TASK:
Can you retype every record below exactly as written?

DATA SECTION:
►
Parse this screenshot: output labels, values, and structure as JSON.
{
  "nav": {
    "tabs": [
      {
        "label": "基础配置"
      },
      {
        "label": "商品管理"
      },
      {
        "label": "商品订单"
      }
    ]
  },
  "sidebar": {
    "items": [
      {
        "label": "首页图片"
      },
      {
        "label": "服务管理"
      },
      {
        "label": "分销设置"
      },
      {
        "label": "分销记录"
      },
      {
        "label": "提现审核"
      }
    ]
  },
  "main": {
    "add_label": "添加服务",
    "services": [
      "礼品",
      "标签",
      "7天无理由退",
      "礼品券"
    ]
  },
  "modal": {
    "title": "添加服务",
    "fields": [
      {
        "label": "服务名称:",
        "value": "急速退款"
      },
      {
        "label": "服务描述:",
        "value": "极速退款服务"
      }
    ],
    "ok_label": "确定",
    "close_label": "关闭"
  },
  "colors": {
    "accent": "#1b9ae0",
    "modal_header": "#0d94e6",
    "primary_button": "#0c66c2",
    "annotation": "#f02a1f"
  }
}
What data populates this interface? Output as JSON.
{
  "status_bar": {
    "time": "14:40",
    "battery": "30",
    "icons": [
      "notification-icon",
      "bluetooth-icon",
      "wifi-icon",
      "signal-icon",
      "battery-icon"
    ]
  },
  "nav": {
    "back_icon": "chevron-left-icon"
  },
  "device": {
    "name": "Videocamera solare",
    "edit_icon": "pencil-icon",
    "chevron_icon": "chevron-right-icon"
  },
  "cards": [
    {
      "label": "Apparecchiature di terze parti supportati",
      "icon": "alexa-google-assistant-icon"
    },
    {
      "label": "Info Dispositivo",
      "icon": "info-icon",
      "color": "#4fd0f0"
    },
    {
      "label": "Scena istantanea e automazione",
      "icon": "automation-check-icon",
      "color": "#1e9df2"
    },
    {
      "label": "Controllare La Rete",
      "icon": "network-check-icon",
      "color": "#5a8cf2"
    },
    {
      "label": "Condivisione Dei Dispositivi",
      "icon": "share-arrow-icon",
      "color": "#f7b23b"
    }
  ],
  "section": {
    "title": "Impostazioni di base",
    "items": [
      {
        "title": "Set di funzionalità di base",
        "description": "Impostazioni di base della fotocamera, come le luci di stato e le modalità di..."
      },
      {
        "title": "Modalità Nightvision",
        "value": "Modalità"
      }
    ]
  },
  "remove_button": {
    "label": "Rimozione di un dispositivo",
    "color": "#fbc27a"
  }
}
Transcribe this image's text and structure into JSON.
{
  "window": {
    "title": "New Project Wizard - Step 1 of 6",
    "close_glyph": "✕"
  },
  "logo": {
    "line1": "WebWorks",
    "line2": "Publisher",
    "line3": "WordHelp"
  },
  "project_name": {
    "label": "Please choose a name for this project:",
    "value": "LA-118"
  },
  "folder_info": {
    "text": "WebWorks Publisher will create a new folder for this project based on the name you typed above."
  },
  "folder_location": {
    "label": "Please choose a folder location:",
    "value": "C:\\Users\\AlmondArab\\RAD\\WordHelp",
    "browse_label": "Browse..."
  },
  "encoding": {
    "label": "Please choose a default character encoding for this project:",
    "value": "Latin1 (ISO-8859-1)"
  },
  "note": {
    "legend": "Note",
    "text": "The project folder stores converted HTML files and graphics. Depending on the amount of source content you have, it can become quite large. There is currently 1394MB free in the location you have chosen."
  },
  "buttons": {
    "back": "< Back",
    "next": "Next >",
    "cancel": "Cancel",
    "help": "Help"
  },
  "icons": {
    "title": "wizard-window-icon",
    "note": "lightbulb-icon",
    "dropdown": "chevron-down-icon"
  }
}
◄
WRITTEN SOLUTION:
Parse this screenshot: output labels, values, and structure as JSON.
{
  "nav": {
    "tabs": [
      {
        "label": "基础配置"
      },
      {
        "label": "商品管理"
      },
      {
        "label": "商品订单"
      }
    ]
  },
  "sidebar": {
    "items": [
      {
        "label": "首页图片"
      },
      {
        "label": "服务管理"
      },
      {
        "label": "分销设置"
      },
      {
        "label": "分销记录"
      },
      {
        "label": "提现审核"
      }
    ]
  },
  "main": {
    "add_label": "添加服务",
    "services": [
      "礼品",
      "标签",
      "7天无理由退",
      "礼品券"
    ]
  },
  "modal": {
    "title": "添加服务",
    "fields": [
      {
        "label": "服务名称:",
        "value": "急速退款"
      },
      {
        "label": "服务描述:",
        "value": "极速退款服务"
      }
    ],
    "ok_label": "确定",
    "close_label": "关闭"
  },
  "colors": {
    "accent": "#1b9ae0",
    "modal_header": "#0d94e6",
    "primary_button": "#0c66c2",
    "annotation": "#f02a1f"
  }
}
What data populates this interface? Output as JSON.
{
  "status_bar": {
    "time": "14:40",
    "battery": "30",
    "icons": [
      "notification-icon",
      "bluetooth-icon",
      "wifi-icon",
      "signal-icon",
      "battery-icon"
    ]
  },
  "nav": {
    "back_icon": "chevron-left-icon"
  },
  "device": {
    "name": "Videocamera solare",
    "edit_icon": "pencil-icon",
    "chevron_icon": "chevron-right-icon"
  },
  "cards": [
    {
      "label": "Apparecchiature di terze parti supportati",
      "icon": "alexa-google-assistant-icon"
    },
    {
      "label": "Info Dispositivo",
      "icon": "info-icon",
      "color": "#4fd0f0"
    },
    {
      "label": "Scena istantanea e automazione",
      "icon": "automation-check-icon",
      "color": "#1e9df2"
    },
    {
      "label": "Controllare La Rete",
      "icon": "network-check-icon",
      "color": "#5a8cf2"
    },
    {
      "label": "Condivisione Dei Dispositivi",
      "icon": "share-arrow-icon",
      "color": "#f7b23b"
    }
  ],
  "section": {
    "title": "Impostazioni di base",
    "items": [
      {
        "title": "Set di funzionalità di base",
        "description": "Impostazioni di base della fotocamera, come le luci di stato e le modalità di..."
      },
      {
        "title": "Modalità Nightvision",
        "value": "Modalità"
      }
    ]
  },
  "remove_button": {
    "label": "Rimozione di un dispositivo",
    "color": "#fbc27a"
  }
}
Transcribe this image's text and structure into JSON.
{
  "window": {
    "title": "New Project Wizard - Step 1 of 6",
    "close_glyph": "✕"
  },
  "logo": {
    "line1": "WebWorks",
    "line2": "Publisher",
    "line3": "WordHelp"
  },
  "project_name": {
    "label": "Please choose a name for this project:",
    "value": "LA-118"
  },
  "folder_info": {
    "text": "WebWorks Publisher will create a new folder for this project based on the name you typed above."
  },
  "folder_location": {
    "label": "Please choose a folder location:",
    "value": "C:\\Users\\AlmondArab\\RAD\\WordHelp",
    "browse_label": "Browse..."
  },
  "encoding": {
    "label": "Please choose a default character encoding for this project:",
    "value": "Latin1 (ISO-8859-1)"
  },
  "note": {
    "legend": "Note",
    "text": "The project folder stores converted HTML files and graphics. Depending on the amount of source content you have, it can become quite large. There is currently 1394MB free in the location you have chosen."
  },
  "buttons": {
    "back": "< Back",
    "next": "Next >",
    "cancel": "Cancel",
    "help": "Help"
  },
  "icons": {
    "title": "wizard-window-icon",
    "note": "lightbulb-icon",
    "dropdown": "chevron-down-icon"
  }
}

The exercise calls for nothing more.